_Exercise aim_
Each entry that follows must be output without any deviation.

::::::::

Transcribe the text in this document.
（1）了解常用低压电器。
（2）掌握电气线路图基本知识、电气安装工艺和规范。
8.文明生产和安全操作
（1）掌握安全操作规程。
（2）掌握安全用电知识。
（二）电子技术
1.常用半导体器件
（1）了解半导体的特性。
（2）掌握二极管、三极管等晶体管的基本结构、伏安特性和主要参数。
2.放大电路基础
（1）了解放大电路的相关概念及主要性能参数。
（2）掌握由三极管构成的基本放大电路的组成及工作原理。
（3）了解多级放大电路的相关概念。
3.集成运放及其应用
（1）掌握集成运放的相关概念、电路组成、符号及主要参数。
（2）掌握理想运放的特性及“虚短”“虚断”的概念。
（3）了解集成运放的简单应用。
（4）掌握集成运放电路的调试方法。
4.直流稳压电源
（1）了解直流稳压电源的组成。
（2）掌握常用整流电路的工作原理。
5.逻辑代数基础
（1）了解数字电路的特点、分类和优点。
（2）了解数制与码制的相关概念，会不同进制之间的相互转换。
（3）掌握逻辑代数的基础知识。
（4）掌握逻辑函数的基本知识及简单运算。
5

::::::::

_Task result_
Transcribe the text in this document.
（1）了解常用低压电器。
（2）掌握电气线路图基本知识、电气安装工艺和规范。
8.文明生产和安全操作
（1）掌握安全操作规程。
（2）掌握安全用电知识。
（二）电子技术
1.常用半导体器件
（1）了解半导体的特性。
（2）掌握二极管、三极管等晶体管的基本结构、伏安特性和主要参数。
2.放大电路基础
（1）了解放大电路的相关概念及主要性能参数。
（2）掌握由三极管构成的基本放大电路的组成及工作原理。
（3）了解多级放大电路的相关概念。
3.集成运放及其应用
（1）掌握集成运放的相关概念、电路组成、符号及主要参数。
（2）掌握理想运放的特性及“虚短”“虚断”的概念。
（3）了解集成运放的简单应用。
（4）掌握集成运放电路的调试方法。
4.直流稳压电源
（1）了解直流稳压电源的组成。
（2）掌握常用整流电路的工作原理。
5.逻辑代数基础
（1）了解数字电路的特点、分类和优点。
（2）了解数制与码制的相关概念，会不同进制之间的相互转换。
（3）掌握逻辑代数的基础知识。
（4）掌握逻辑函数的基本知识及简单运算。
5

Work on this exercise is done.